(DIRECTIONS FOR THIS TASK) Exclude the pictures; give every entry again exactly as written.

Data excerpts
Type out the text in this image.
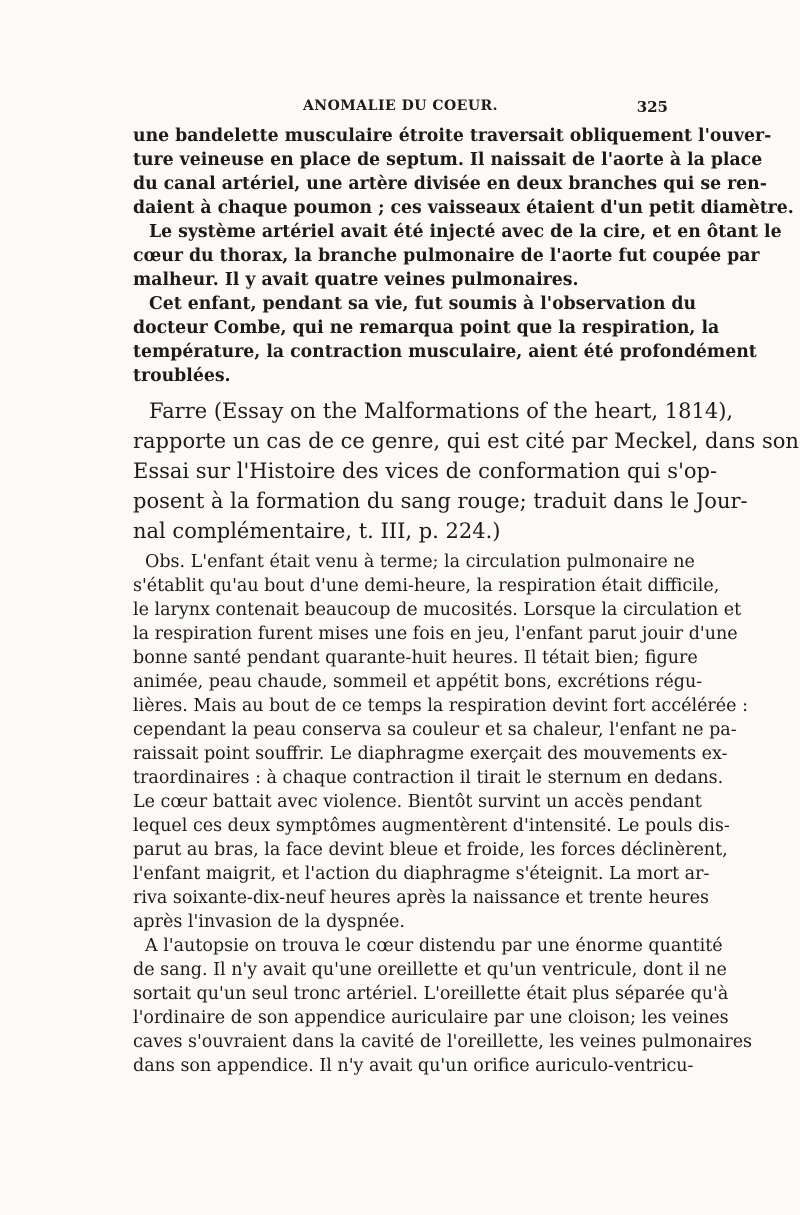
ANOMALIE DU COEUR.	325
une bandelette musculaire étroite traversait obliquement l'ouver-
ture veineuse en place de septum. Il naissait de l'aorte à la place
du canal artériel, une artère divisée en deux branches qui se ren-
daient à chaque poumon ; ces vaisseaux étaient d'un petit diamètre.
Le système artériel avait été injecté avec de la cire, et en ôtant le
cœur du thorax, la branche pulmonaire de l'aorte fut coupée par
malheur. Il y avait quatre veines pulmonaires.
Cet enfant, pendant sa vie, fut soumis à l'observation du
docteur Combe, qui ne remarqua point que la respiration, la
température, la contraction musculaire, aient été profondément
troublées.
Farre (Essay on the Malformations of the heart, 1814),
rapporte un cas de ce genre, qui est cité par Meckel, dans son
Essai sur l'Histoire des vices de conformation qui s'op-
posent à la formation du sang rouge; traduit dans le Jour-
nal complémentaire, t. III, p. 224.)
Obs. L'enfant était venu à terme; la circulation pulmonaire ne
s'établit qu'au bout d'une demi-heure, la respiration était difficile,
le larynx contenait beaucoup de mucosités. Lorsque la circulation et
la respiration furent mises une fois en jeu, l'enfant parut jouir d'une
bonne santé pendant quarante-huit heures. Il tétait bien; figure
animée, peau chaude, sommeil et appétit bons, excrétions régu-
lières. Mais au bout de ce temps la respiration devint fort accélérée :
cependant la peau conserva sa couleur et sa chaleur, l'enfant ne pa-
raissait point souffrir. Le diaphragme exerçait des mouvements ex-
traordinaires : à chaque contraction il tirait le sternum en dedans.
Le cœur battait avec violence. Bientôt survint un accès pendant
lequel ces deux symptômes augmentèrent d'intensité. Le pouls dis-
parut au bras, la face devint bleue et froide, les forces déclinèrent,
l'enfant maigrit, et l'action du diaphragme s'éteignit. La mort ar-
riva soixante-dix-neuf heures après la naissance et trente heures
après l'invasion de la dyspnée.
A l'autopsie on trouva le cœur distendu par une énorme quantité
de sang. Il n'y avait qu'une oreillette et qu'un ventricule, dont il ne
sortait qu'un seul tronc artériel. L'oreillette était plus séparée qu'à
l'ordinaire de son appendice auriculaire par une cloison; les veines
caves s'ouvraient dans la cavité de l'oreillette, les veines pulmonaires
dans son appendice. Il n'y avait qu'un orifice auriculo-ventricu-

(EXPECTED ANSWER)
Type out the text in this image.
ANOMALIE DU COEUR.	325
une bandelette musculaire étroite traversait obliquement l'ouver-
ture veineuse en place de septum. Il naissait de l'aorte à la place
du canal artériel, une artère divisée en deux branches qui se ren-
daient à chaque poumon ; ces vaisseaux étaient d'un petit diamètre.
Le système artériel avait été injecté avec de la cire, et en ôtant le
cœur du thorax, la branche pulmonaire de l'aorte fut coupée par
malheur. Il y avait quatre veines pulmonaires.
Cet enfant, pendant sa vie, fut soumis à l'observation du
docteur Combe, qui ne remarqua point que la respiration, la
température, la contraction musculaire, aient été profondément
troublées.
Farre (Essay on the Malformations of the heart, 1814),
rapporte un cas de ce genre, qui est cité par Meckel, dans son
Essai sur l'Histoire des vices de conformation qui s'op-
posent à la formation du sang rouge; traduit dans le Jour-
nal complémentaire, t. III, p. 224.)
Obs. L'enfant était venu à terme; la circulation pulmonaire ne
s'établit qu'au bout d'une demi-heure, la respiration était difficile,
le larynx contenait beaucoup de mucosités. Lorsque la circulation et
la respiration furent mises une fois en jeu, l'enfant parut jouir d'une
bonne santé pendant quarante-huit heures. Il tétait bien; figure
animée, peau chaude, sommeil et appétit bons, excrétions régu-
lières. Mais au bout de ce temps la respiration devint fort accélérée :
cependant la peau conserva sa couleur et sa chaleur, l'enfant ne pa-
raissait point souffrir. Le diaphragme exerçait des mouvements ex-
traordinaires : à chaque contraction il tirait le sternum en dedans.
Le cœur battait avec violence. Bientôt survint un accès pendant
lequel ces deux symptômes augmentèrent d'intensité. Le pouls dis-
parut au bras, la face devint bleue et froide, les forces déclinèrent,
l'enfant maigrit, et l'action du diaphragme s'éteignit. La mort ar-
riva soixante-dix-neuf heures après la naissance et trente heures
après l'invasion de la dyspnée.
A l'autopsie on trouva le cœur distendu par une énorme quantité
de sang. Il n'y avait qu'une oreillette et qu'un ventricule, dont il ne
sortait qu'un seul tronc artériel. L'oreillette était plus séparée qu'à
l'ordinaire de son appendice auriculaire par une cloison; les veines
caves s'ouvraient dans la cavité de l'oreillette, les veines pulmonaires
dans son appendice. Il n'y avait qu'un orifice auriculo-ventricu-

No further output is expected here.